_WORK INSTRUCTIONS_. Repeat each record exactly. Any picture gets left out.

####

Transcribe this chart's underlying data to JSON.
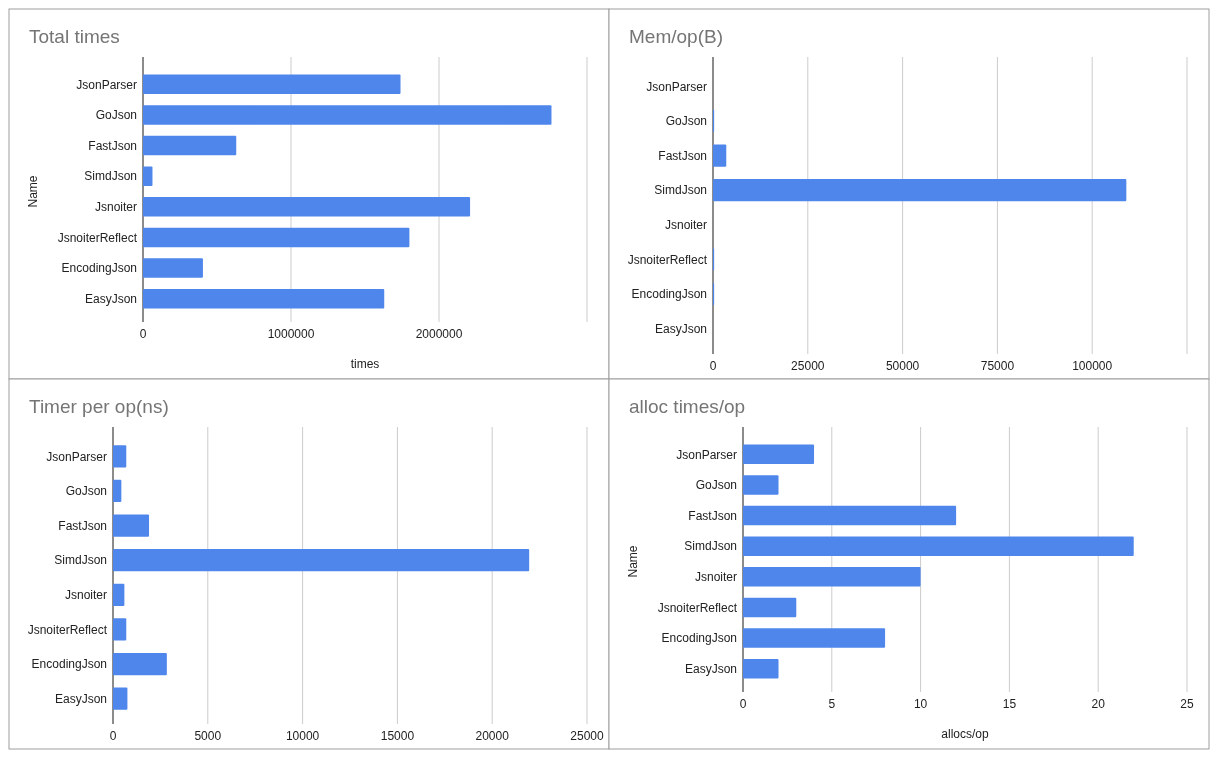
{
  "chart_data": [
    {
      "type": "bar",
      "orientation": "horizontal",
      "title": "Total times",
      "xlabel": "times",
      "ylabel": "Name",
      "categories": [
        "JsonParser",
        "GoJson",
        "FastJson",
        "SimdJson",
        "Jsnoiter",
        "JsnoiterReflect",
        "EncodingJson",
        "EasyJson"
      ],
      "values": [
        1740000,
        2760000,
        630000,
        64000,
        2210000,
        1800000,
        405000,
        1630000
      ],
      "color": "#4f86ec",
      "xlim": [
        0,
        3000000
      ],
      "xticks": [
        0,
        1000000,
        2000000,
        {
          "value": 3000000,
          "label": null
        }
      ],
      "grid": "x"
    },
    {
      "type": "bar",
      "orientation": "horizontal",
      "title": "Mem/op(B)",
      "categories": [
        "JsonParser",
        "GoJson",
        "FastJson",
        "SimdJson",
        "Jsnoiter",
        "JsnoiterReflect",
        "EncodingJson",
        "EasyJson"
      ],
      "values": [
        0,
        300,
        3500,
        109000,
        0,
        300,
        300,
        0
      ],
      "color": "#4f86ec",
      "xlim": [
        0,
        125000
      ],
      "xticks": [
        0,
        25000,
        50000,
        75000,
        100000,
        {
          "value": 125000,
          "label": null
        }
      ],
      "grid": "x"
    },
    {
      "type": "bar",
      "orientation": "horizontal",
      "title": "Timer per op(ns)",
      "categories": [
        "JsonParser",
        "GoJson",
        "FastJson",
        "SimdJson",
        "Jsnoiter",
        "JsnoiterReflect",
        "EncodingJson",
        "EasyJson"
      ],
      "values": [
        700,
        440,
        1900,
        21950,
        600,
        700,
        2840,
        760
      ],
      "color": "#4f86ec",
      "xlim": [
        0,
        25000
      ],
      "xticks": [
        0,
        5000,
        10000,
        15000,
        20000,
        25000
      ],
      "grid": "x"
    },
    {
      "type": "bar",
      "orientation": "horizontal",
      "title": "alloc times/op",
      "xlabel": "allocs/op",
      "ylabel": "Name",
      "categories": [
        "JsonParser",
        "GoJson",
        "FastJson",
        "SimdJson",
        "Jsnoiter",
        "JsnoiterReflect",
        "EncodingJson",
        "EasyJson"
      ],
      "values": [
        4,
        2,
        12,
        22,
        10,
        3,
        8,
        2
      ],
      "color": "#4f86ec",
      "xlim": [
        0,
        25
      ],
      "xticks": [
        0,
        5,
        10,
        15,
        20,
        25
      ],
      "grid": "x"
    }
  ]
}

####

_RESPONSE TO THIS TASK_.
Transcribe this chart's underlying data to JSON.
{
  "chart_data": [
    {
      "type": "bar",
      "orientation": "horizontal",
      "title": "Total times",
      "xlabel": "times",
      "ylabel": "Name",
      "categories": [
        "JsonParser",
        "GoJson",
        "FastJson",
        "SimdJson",
        "Jsnoiter",
        "JsnoiterReflect",
        "EncodingJson",
        "EasyJson"
      ],
      "values": [
        1740000,
        2760000,
        630000,
        64000,
        2210000,
        1800000,
        405000,
        1630000
      ],
      "color": "#4f86ec",
      "xlim": [
        0,
        3000000
      ],
      "xticks": [
        0,
        1000000,
        2000000,
        {
          "value": 3000000,
          "label": null
        }
      ],
      "grid": "x"
    },
    {
      "type": "bar",
      "orientation": "horizontal",
      "title": "Mem/op(B)",
      "categories": [
        "JsonParser",
        "GoJson",
        "FastJson",
        "SimdJson",
        "Jsnoiter",
        "JsnoiterReflect",
        "EncodingJson",
        "EasyJson"
      ],
      "values": [
        0,
        300,
        3500,
        109000,
        0,
        300,
        300,
        0
      ],
      "color": "#4f86ec",
      "xlim": [
        0,
        125000
      ],
      "xticks": [
        0,
        25000,
        50000,
        75000,
        100000,
        {
          "value": 125000,
          "label": null
        }
      ],
      "grid": "x"
    },
    {
      "type": "bar",
      "orientation": "horizontal",
      "title": "Timer per op(ns)",
      "categories": [
        "JsonParser",
        "GoJson",
        "FastJson",
        "SimdJson",
        "Jsnoiter",
        "JsnoiterReflect",
        "EncodingJson",
        "EasyJson"
      ],
      "values": [
        700,
        440,
        1900,
        21950,
        600,
        700,
        2840,
        760
      ],
      "color": "#4f86ec",
      "xlim": [
        0,
        25000
      ],
      "xticks": [
        0,
        5000,
        10000,
        15000,
        20000,
        25000
      ],
      "grid": "x"
    },
    {
      "type": "bar",
      "orientation": "horizontal",
      "title": "alloc times/op",
      "xlabel": "allocs/op",
      "ylabel": "Name",
      "categories": [
        "JsonParser",
        "GoJson",
        "FastJson",
        "SimdJson",
        "Jsnoiter",
        "JsnoiterReflect",
        "EncodingJson",
        "EasyJson"
      ],
      "values": [
        4,
        2,
        12,
        22,
        10,
        3,
        8,
        2
      ],
      "color": "#4f86ec",
      "xlim": [
        0,
        25
      ],
      "xticks": [
        0,
        5,
        10,
        15,
        20,
        25
      ],
      "grid": "x"
    }
  ]
}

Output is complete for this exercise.